> _RECORDS_
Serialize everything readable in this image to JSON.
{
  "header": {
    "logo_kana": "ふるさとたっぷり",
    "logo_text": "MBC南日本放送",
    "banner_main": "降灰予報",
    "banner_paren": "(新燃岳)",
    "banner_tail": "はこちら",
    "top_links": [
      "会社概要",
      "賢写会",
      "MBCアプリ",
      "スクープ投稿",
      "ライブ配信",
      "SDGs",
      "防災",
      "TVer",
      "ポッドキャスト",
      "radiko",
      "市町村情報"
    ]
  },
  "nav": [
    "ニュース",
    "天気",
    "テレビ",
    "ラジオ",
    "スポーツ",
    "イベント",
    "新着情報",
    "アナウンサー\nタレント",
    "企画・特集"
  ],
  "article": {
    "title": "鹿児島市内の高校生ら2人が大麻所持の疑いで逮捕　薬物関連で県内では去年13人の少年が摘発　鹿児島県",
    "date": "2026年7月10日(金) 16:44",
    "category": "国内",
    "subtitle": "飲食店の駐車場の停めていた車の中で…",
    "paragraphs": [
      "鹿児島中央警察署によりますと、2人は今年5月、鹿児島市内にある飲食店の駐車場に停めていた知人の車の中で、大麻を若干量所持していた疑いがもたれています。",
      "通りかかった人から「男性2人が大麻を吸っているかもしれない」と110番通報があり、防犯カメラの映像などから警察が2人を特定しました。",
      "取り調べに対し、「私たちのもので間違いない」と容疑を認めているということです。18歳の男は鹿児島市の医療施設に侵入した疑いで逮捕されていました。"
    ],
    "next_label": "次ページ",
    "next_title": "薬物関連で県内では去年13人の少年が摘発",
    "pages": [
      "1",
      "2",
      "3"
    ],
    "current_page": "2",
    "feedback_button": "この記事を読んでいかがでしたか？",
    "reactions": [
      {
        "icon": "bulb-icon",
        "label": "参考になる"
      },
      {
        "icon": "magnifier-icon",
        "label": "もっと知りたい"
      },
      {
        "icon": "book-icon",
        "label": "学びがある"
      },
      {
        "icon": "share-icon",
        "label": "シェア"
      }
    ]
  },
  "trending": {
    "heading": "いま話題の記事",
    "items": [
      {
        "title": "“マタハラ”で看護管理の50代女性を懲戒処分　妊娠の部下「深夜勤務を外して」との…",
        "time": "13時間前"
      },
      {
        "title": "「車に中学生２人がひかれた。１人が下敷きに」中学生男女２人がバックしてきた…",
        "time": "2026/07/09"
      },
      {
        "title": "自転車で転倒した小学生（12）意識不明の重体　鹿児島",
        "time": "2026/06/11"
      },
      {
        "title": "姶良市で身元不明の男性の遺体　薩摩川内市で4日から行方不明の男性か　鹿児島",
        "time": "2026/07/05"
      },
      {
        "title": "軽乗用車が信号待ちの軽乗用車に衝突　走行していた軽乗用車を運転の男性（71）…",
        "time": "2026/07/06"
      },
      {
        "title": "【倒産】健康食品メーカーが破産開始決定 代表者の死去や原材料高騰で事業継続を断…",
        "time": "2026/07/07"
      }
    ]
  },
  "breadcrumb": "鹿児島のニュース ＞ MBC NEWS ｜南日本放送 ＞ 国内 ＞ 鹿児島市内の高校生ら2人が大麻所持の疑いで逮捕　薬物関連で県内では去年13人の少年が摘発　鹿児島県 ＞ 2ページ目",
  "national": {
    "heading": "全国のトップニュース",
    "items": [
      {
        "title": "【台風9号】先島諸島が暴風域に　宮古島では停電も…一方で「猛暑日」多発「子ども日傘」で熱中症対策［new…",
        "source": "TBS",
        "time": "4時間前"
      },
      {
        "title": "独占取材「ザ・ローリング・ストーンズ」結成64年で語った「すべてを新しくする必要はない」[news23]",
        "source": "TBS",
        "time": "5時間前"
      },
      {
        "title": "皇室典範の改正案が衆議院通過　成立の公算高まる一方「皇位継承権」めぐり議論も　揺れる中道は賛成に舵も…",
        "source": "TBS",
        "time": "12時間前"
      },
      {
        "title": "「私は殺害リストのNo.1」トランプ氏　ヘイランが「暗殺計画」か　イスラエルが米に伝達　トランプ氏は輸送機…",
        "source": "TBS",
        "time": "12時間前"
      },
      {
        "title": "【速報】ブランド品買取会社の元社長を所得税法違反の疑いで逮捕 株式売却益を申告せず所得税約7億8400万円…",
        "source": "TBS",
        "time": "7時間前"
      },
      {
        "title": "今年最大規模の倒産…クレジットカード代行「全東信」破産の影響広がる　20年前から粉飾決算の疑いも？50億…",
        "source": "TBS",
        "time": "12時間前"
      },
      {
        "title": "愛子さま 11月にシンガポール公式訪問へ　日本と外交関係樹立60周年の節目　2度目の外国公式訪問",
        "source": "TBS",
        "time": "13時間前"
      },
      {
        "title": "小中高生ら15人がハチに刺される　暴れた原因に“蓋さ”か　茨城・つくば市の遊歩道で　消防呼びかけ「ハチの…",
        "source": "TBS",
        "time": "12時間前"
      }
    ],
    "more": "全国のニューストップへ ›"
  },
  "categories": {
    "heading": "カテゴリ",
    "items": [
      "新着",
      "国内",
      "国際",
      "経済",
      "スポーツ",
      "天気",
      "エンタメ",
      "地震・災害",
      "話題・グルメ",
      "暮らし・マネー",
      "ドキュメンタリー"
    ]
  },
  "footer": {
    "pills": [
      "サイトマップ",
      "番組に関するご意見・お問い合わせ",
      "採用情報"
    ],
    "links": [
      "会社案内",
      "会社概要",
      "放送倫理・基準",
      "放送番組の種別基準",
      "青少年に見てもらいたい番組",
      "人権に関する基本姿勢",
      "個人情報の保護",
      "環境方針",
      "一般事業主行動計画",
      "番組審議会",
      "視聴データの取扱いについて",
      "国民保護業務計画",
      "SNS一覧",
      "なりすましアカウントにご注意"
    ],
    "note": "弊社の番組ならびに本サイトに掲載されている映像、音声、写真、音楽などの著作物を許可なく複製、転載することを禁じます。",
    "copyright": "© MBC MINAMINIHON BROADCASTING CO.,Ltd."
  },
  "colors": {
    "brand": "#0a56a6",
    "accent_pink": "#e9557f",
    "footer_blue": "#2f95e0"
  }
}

> _EXERCISE DETAILS_
Show the lines of the material that contain the word "heading".

> _EXERCISE OUTPUT_
    "heading": "いま話題の記事",
    "heading": "全国のトップニュース",
    "heading": "カテゴリ",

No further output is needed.